What you should do:
Copy out each line containing "text" from the entries below.

Available records:
:::::

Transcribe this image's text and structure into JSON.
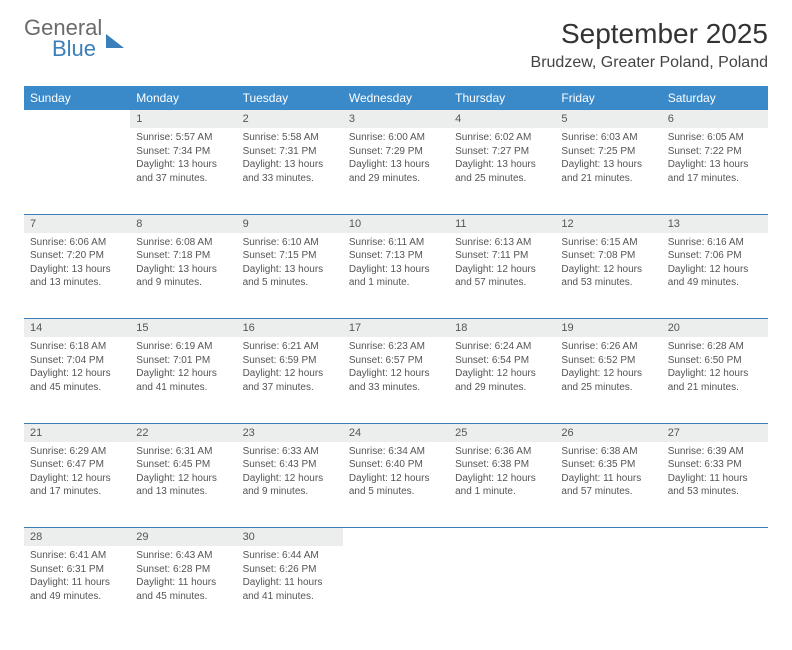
{
  "brand": {
    "line1": "General",
    "line2": "Blue"
  },
  "title": "September 2025",
  "location": "Brudzew, Greater Poland, Poland",
  "colors": {
    "header_bg": "#3a89c9",
    "rule": "#3a7fba",
    "daynum_bg": "#eceded",
    "text": "#555"
  },
  "day_headers": [
    "Sunday",
    "Monday",
    "Tuesday",
    "Wednesday",
    "Thursday",
    "Friday",
    "Saturday"
  ],
  "weeks": [
    [
      null,
      {
        "n": "1",
        "sr": "Sunrise: 5:57 AM",
        "ss": "Sunset: 7:34 PM",
        "dl": "Daylight: 13 hours and 37 minutes."
      },
      {
        "n": "2",
        "sr": "Sunrise: 5:58 AM",
        "ss": "Sunset: 7:31 PM",
        "dl": "Daylight: 13 hours and 33 minutes."
      },
      {
        "n": "3",
        "sr": "Sunrise: 6:00 AM",
        "ss": "Sunset: 7:29 PM",
        "dl": "Daylight: 13 hours and 29 minutes."
      },
      {
        "n": "4",
        "sr": "Sunrise: 6:02 AM",
        "ss": "Sunset: 7:27 PM",
        "dl": "Daylight: 13 hours and 25 minutes."
      },
      {
        "n": "5",
        "sr": "Sunrise: 6:03 AM",
        "ss": "Sunset: 7:25 PM",
        "dl": "Daylight: 13 hours and 21 minutes."
      },
      {
        "n": "6",
        "sr": "Sunrise: 6:05 AM",
        "ss": "Sunset: 7:22 PM",
        "dl": "Daylight: 13 hours and 17 minutes."
      }
    ],
    [
      {
        "n": "7",
        "sr": "Sunrise: 6:06 AM",
        "ss": "Sunset: 7:20 PM",
        "dl": "Daylight: 13 hours and 13 minutes."
      },
      {
        "n": "8",
        "sr": "Sunrise: 6:08 AM",
        "ss": "Sunset: 7:18 PM",
        "dl": "Daylight: 13 hours and 9 minutes."
      },
      {
        "n": "9",
        "sr": "Sunrise: 6:10 AM",
        "ss": "Sunset: 7:15 PM",
        "dl": "Daylight: 13 hours and 5 minutes."
      },
      {
        "n": "10",
        "sr": "Sunrise: 6:11 AM",
        "ss": "Sunset: 7:13 PM",
        "dl": "Daylight: 13 hours and 1 minute."
      },
      {
        "n": "11",
        "sr": "Sunrise: 6:13 AM",
        "ss": "Sunset: 7:11 PM",
        "dl": "Daylight: 12 hours and 57 minutes."
      },
      {
        "n": "12",
        "sr": "Sunrise: 6:15 AM",
        "ss": "Sunset: 7:08 PM",
        "dl": "Daylight: 12 hours and 53 minutes."
      },
      {
        "n": "13",
        "sr": "Sunrise: 6:16 AM",
        "ss": "Sunset: 7:06 PM",
        "dl": "Daylight: 12 hours and 49 minutes."
      }
    ],
    [
      {
        "n": "14",
        "sr": "Sunrise: 6:18 AM",
        "ss": "Sunset: 7:04 PM",
        "dl": "Daylight: 12 hours and 45 minutes."
      },
      {
        "n": "15",
        "sr": "Sunrise: 6:19 AM",
        "ss": "Sunset: 7:01 PM",
        "dl": "Daylight: 12 hours and 41 minutes."
      },
      {
        "n": "16",
        "sr": "Sunrise: 6:21 AM",
        "ss": "Sunset: 6:59 PM",
        "dl": "Daylight: 12 hours and 37 minutes."
      },
      {
        "n": "17",
        "sr": "Sunrise: 6:23 AM",
        "ss": "Sunset: 6:57 PM",
        "dl": "Daylight: 12 hours and 33 minutes."
      },
      {
        "n": "18",
        "sr": "Sunrise: 6:24 AM",
        "ss": "Sunset: 6:54 PM",
        "dl": "Daylight: 12 hours and 29 minutes."
      },
      {
        "n": "19",
        "sr": "Sunrise: 6:26 AM",
        "ss": "Sunset: 6:52 PM",
        "dl": "Daylight: 12 hours and 25 minutes."
      },
      {
        "n": "20",
        "sr": "Sunrise: 6:28 AM",
        "ss": "Sunset: 6:50 PM",
        "dl": "Daylight: 12 hours and 21 minutes."
      }
    ],
    [
      {
        "n": "21",
        "sr": "Sunrise: 6:29 AM",
        "ss": "Sunset: 6:47 PM",
        "dl": "Daylight: 12 hours and 17 minutes."
      },
      {
        "n": "22",
        "sr": "Sunrise: 6:31 AM",
        "ss": "Sunset: 6:45 PM",
        "dl": "Daylight: 12 hours and 13 minutes."
      },
      {
        "n": "23",
        "sr": "Sunrise: 6:33 AM",
        "ss": "Sunset: 6:43 PM",
        "dl": "Daylight: 12 hours and 9 minutes."
      },
      {
        "n": "24",
        "sr": "Sunrise: 6:34 AM",
        "ss": "Sunset: 6:40 PM",
        "dl": "Daylight: 12 hours and 5 minutes."
      },
      {
        "n": "25",
        "sr": "Sunrise: 6:36 AM",
        "ss": "Sunset: 6:38 PM",
        "dl": "Daylight: 12 hours and 1 minute."
      },
      {
        "n": "26",
        "sr": "Sunrise: 6:38 AM",
        "ss": "Sunset: 6:35 PM",
        "dl": "Daylight: 11 hours and 57 minutes."
      },
      {
        "n": "27",
        "sr": "Sunrise: 6:39 AM",
        "ss": "Sunset: 6:33 PM",
        "dl": "Daylight: 11 hours and 53 minutes."
      }
    ],
    [
      {
        "n": "28",
        "sr": "Sunrise: 6:41 AM",
        "ss": "Sunset: 6:31 PM",
        "dl": "Daylight: 11 hours and 49 minutes."
      },
      {
        "n": "29",
        "sr": "Sunrise: 6:43 AM",
        "ss": "Sunset: 6:28 PM",
        "dl": "Daylight: 11 hours and 45 minutes."
      },
      {
        "n": "30",
        "sr": "Sunrise: 6:44 AM",
        "ss": "Sunset: 6:26 PM",
        "dl": "Daylight: 11 hours and 41 minutes."
      },
      null,
      null,
      null,
      null
    ]
  ]
}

:::::

Expected answer:
Transcribe this image's text and structure into JSON.
    "text": "#555"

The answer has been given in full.